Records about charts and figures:
-- -- --

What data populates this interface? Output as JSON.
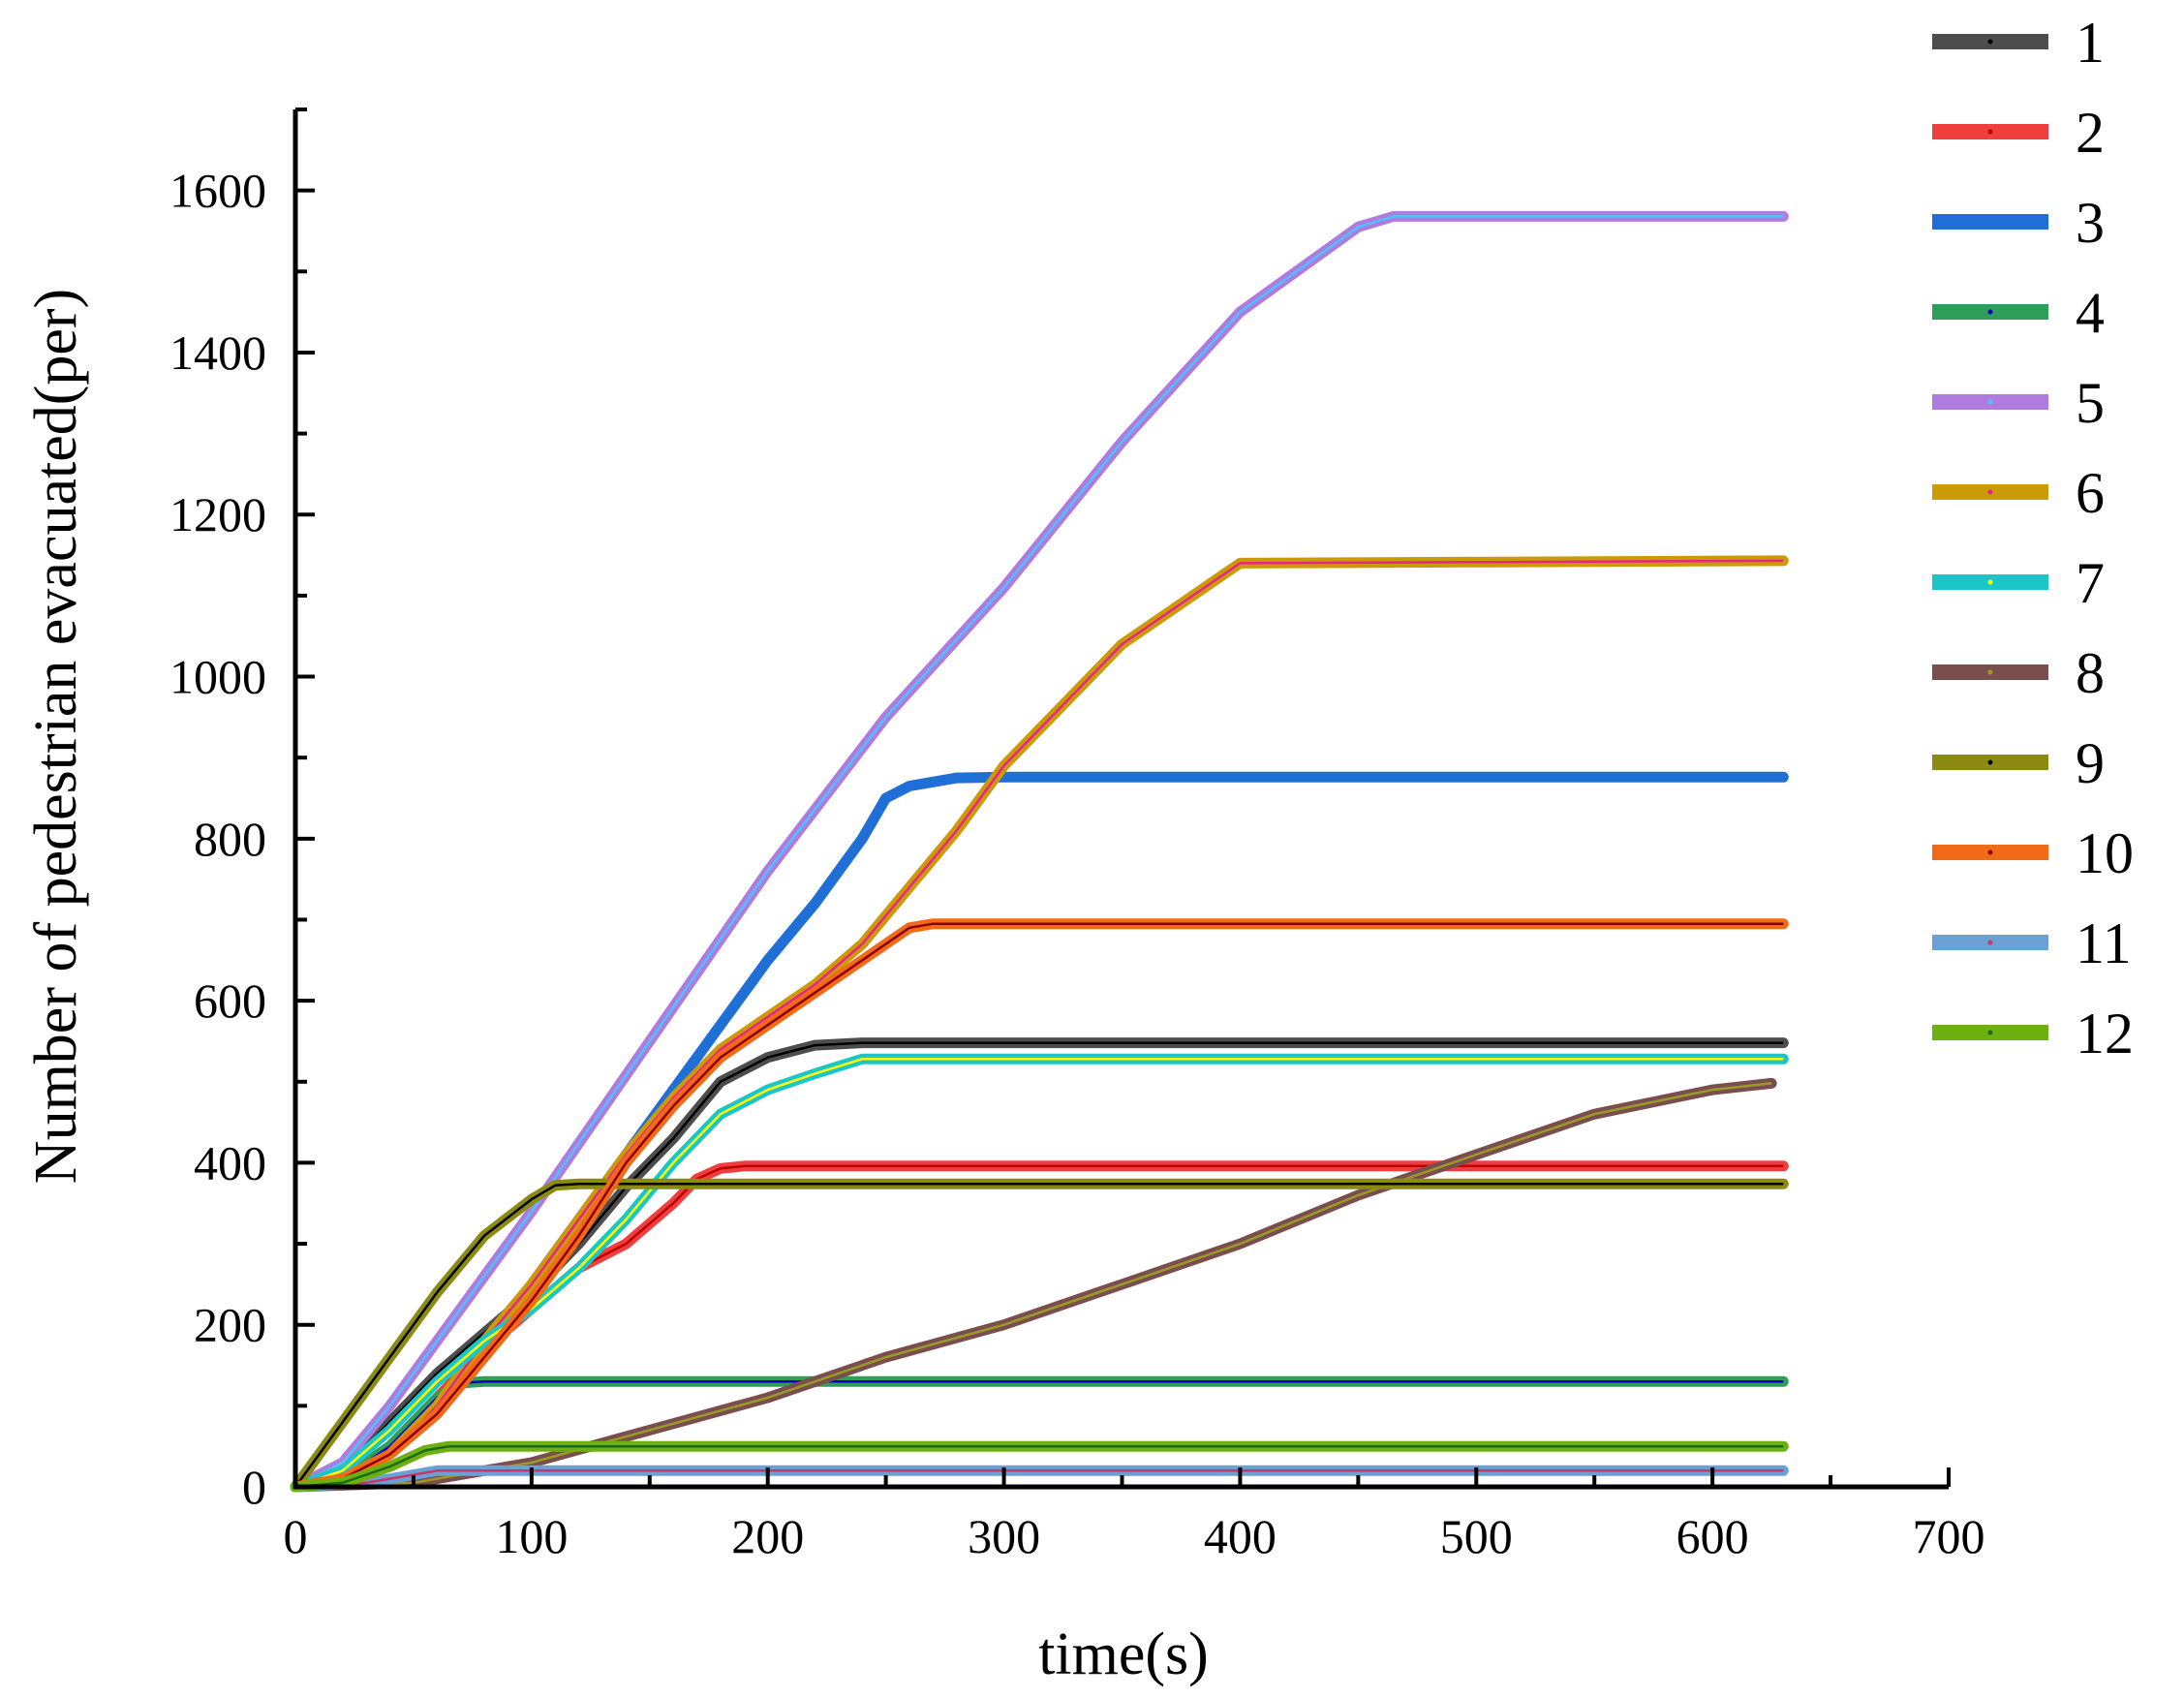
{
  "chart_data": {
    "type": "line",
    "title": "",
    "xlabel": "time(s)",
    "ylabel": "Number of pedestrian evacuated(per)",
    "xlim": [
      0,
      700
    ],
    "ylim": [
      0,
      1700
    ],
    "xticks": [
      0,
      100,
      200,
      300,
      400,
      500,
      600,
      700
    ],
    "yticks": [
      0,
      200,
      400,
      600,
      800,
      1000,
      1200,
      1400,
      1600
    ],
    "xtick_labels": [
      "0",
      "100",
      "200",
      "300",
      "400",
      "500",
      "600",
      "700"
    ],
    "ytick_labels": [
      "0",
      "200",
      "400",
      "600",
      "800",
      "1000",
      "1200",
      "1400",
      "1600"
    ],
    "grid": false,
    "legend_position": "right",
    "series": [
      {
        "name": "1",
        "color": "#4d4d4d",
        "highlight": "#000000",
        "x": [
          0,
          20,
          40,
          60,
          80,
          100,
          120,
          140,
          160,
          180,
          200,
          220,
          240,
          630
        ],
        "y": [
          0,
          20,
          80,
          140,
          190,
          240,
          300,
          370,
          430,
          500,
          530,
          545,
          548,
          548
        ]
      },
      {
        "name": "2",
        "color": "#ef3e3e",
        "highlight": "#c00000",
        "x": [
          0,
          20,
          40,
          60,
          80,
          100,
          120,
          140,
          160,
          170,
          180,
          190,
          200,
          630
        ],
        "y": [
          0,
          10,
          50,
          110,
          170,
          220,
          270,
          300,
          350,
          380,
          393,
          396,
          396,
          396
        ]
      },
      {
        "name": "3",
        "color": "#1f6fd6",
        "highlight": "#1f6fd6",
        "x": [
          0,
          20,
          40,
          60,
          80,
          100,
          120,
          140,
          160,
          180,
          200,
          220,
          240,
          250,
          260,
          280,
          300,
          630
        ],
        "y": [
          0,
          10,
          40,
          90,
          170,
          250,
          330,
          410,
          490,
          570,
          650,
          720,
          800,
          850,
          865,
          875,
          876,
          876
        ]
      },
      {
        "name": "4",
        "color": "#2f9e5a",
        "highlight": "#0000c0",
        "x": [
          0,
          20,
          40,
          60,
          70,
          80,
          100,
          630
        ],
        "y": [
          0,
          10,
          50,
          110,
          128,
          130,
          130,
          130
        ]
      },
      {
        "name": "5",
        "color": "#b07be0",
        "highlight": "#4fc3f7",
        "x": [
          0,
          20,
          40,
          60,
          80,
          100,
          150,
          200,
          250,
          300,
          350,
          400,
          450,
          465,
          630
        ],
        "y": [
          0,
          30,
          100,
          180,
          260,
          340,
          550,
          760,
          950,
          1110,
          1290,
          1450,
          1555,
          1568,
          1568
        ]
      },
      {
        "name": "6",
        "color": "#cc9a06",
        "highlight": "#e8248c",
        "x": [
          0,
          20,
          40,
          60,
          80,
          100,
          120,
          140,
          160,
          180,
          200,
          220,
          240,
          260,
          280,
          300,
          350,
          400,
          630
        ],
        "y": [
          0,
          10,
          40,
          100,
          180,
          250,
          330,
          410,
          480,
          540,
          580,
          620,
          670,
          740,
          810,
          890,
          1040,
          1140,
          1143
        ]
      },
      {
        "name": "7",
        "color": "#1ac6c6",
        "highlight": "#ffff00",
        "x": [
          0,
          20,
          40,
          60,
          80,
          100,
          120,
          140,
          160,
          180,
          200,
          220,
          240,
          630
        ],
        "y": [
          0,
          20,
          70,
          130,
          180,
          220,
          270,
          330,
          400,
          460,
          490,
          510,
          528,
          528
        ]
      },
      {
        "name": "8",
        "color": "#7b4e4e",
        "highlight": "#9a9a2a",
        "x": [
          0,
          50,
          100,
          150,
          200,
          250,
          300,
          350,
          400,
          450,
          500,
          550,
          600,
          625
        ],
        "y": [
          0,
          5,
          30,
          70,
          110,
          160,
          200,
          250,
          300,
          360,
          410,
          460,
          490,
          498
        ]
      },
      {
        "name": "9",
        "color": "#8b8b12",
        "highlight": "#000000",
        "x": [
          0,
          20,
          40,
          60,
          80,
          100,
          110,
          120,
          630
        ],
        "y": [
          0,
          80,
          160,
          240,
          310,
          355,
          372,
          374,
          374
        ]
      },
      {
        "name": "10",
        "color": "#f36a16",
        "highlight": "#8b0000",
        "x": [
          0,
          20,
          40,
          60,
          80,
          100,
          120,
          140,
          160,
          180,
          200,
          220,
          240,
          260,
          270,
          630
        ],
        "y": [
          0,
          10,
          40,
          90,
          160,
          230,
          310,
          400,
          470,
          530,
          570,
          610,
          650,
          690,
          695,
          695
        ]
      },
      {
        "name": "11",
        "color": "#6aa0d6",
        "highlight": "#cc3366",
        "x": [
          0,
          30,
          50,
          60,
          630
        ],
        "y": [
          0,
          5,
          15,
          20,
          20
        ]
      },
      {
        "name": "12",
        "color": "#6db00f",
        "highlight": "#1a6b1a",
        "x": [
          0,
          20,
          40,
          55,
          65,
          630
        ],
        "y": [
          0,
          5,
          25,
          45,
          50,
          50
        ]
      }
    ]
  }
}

-- -- --

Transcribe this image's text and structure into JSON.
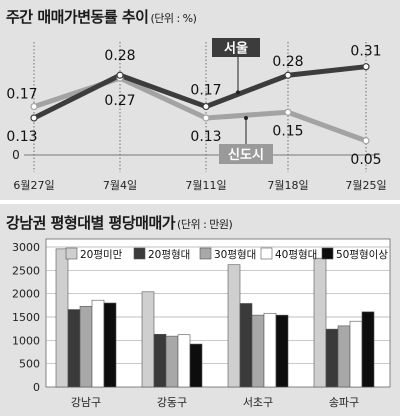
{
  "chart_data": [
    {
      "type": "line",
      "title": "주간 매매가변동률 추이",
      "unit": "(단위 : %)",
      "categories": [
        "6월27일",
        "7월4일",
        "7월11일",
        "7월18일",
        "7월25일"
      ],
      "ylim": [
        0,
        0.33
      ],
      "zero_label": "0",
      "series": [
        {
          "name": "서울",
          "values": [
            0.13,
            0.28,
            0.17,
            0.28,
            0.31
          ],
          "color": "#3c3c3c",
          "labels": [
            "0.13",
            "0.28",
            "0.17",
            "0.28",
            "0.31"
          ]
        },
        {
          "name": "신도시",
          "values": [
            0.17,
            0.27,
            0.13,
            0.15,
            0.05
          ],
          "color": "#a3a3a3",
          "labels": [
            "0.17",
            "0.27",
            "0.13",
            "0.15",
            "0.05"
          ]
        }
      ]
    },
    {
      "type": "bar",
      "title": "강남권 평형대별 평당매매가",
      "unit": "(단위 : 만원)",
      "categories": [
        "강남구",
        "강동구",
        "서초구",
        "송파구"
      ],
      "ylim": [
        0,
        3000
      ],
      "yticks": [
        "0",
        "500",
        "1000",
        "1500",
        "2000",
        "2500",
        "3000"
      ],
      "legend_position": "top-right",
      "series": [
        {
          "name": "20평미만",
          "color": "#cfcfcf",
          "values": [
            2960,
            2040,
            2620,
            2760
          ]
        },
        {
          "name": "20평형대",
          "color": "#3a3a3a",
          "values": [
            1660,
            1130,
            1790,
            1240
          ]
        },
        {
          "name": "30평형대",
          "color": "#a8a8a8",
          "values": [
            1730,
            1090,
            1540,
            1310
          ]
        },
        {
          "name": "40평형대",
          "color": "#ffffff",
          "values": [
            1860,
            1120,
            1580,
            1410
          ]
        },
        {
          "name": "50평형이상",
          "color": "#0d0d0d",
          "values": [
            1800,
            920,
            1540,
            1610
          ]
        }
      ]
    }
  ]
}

-- -- --

- _WORK TO COMPLETE_: In the entries above, find each line with the word "title" and show it.

- _FULL ANSWER_:
    "title": "",
      "title": "주간 매매가변동률 추이",
      "title": "강남권 평형대별 평당매매가",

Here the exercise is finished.